_Objective_
Report all lines holding "legend".

-------- Material provided

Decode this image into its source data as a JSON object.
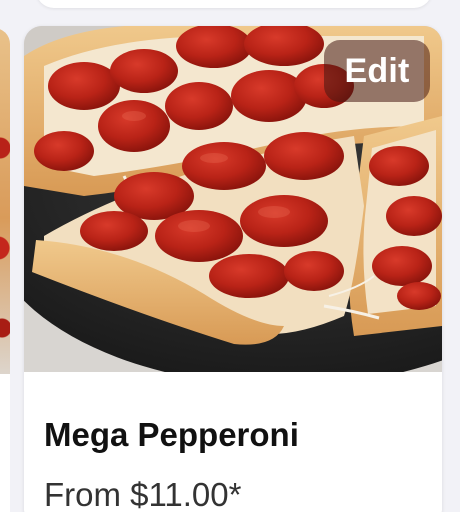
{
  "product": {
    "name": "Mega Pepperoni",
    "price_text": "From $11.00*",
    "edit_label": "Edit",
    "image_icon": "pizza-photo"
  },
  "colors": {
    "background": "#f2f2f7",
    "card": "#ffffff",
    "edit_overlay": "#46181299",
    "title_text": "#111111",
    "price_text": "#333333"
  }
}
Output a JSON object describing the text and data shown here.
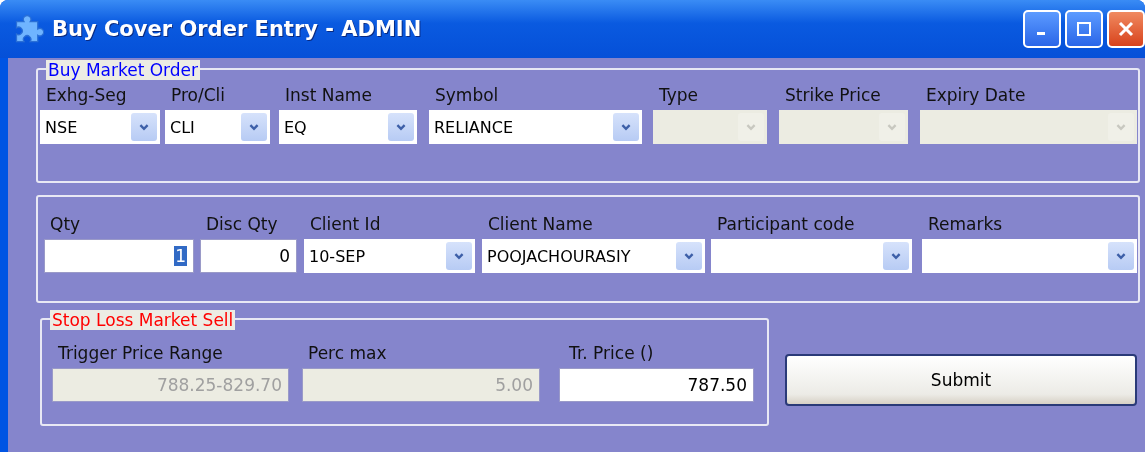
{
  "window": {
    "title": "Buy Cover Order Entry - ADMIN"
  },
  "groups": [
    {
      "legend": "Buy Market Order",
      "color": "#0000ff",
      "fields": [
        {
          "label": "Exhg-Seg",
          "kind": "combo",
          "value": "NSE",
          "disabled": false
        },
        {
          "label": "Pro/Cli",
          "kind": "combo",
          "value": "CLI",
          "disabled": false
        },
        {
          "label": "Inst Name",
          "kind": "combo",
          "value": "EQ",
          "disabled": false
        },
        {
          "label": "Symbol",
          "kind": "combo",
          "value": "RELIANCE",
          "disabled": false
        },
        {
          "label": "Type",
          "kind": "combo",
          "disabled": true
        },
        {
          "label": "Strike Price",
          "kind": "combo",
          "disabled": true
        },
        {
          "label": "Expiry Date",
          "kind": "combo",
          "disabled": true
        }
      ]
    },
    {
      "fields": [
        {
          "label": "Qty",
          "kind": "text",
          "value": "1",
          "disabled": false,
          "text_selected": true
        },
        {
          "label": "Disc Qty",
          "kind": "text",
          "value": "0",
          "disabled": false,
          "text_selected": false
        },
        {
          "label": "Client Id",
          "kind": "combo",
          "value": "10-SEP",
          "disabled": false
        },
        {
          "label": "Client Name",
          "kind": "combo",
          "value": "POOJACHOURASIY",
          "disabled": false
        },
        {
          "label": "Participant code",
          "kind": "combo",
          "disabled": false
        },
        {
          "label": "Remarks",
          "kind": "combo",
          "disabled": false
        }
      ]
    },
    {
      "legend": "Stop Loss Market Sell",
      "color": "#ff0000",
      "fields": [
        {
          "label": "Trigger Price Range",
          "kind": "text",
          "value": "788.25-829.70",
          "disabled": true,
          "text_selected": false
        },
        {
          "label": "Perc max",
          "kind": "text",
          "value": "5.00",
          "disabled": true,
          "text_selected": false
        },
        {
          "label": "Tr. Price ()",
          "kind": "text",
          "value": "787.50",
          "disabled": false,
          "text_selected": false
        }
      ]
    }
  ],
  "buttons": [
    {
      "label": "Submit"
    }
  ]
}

----------------
-------- Material provided

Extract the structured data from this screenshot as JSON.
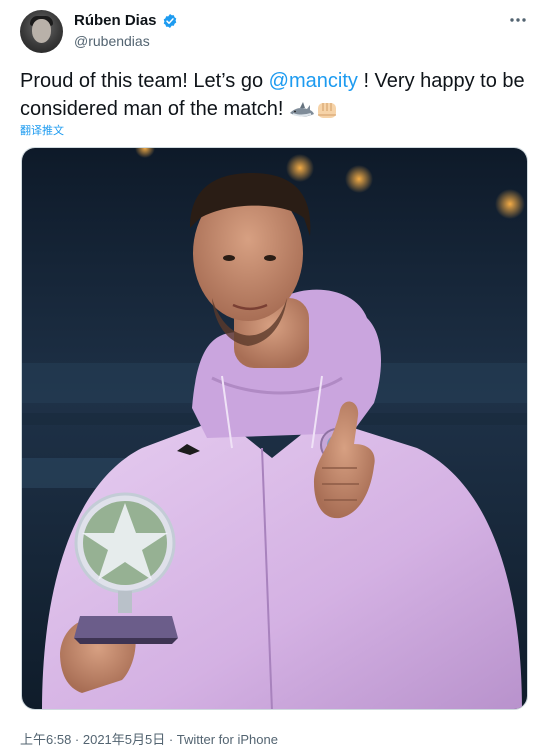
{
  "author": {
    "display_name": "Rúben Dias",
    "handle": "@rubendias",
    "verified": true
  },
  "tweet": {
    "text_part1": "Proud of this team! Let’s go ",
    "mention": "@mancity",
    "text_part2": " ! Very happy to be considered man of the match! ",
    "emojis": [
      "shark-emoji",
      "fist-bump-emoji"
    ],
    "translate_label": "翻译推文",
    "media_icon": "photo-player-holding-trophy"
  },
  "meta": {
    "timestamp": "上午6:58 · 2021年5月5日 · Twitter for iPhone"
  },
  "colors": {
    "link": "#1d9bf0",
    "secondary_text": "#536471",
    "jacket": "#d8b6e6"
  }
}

----------------
-------- Material provided

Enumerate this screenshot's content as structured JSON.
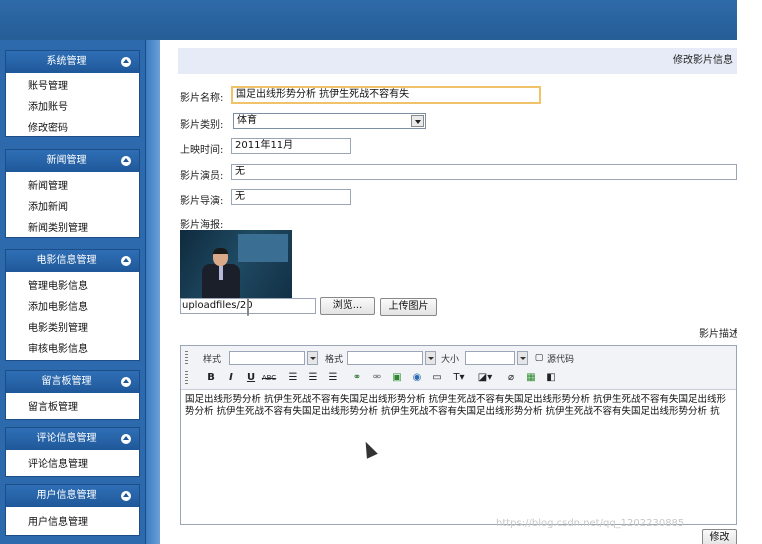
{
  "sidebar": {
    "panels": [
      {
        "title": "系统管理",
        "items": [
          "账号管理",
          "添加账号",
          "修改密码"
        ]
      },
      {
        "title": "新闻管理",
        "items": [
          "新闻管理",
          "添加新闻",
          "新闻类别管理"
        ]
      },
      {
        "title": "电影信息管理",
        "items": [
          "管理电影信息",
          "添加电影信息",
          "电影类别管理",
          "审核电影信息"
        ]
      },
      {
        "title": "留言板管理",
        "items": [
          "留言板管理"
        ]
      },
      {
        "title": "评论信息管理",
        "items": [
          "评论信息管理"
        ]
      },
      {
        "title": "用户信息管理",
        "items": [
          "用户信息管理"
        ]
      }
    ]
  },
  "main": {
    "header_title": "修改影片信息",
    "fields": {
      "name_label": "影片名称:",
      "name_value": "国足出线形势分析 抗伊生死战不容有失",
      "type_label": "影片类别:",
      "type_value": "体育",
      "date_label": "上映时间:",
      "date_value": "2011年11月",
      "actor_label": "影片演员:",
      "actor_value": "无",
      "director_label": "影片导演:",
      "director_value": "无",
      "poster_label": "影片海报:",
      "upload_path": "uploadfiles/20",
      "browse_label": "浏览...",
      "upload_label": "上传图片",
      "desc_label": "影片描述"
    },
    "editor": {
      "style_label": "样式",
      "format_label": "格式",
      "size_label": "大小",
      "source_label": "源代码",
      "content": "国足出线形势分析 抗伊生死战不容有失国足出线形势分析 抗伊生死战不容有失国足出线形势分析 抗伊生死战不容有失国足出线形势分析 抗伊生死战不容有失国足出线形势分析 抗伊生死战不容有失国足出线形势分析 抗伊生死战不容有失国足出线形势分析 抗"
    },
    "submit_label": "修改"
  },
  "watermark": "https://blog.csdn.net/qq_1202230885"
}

----------------

_Output below_
      "legend": "Buy Market Order",
      "legend": "Stop Loss Market Sell",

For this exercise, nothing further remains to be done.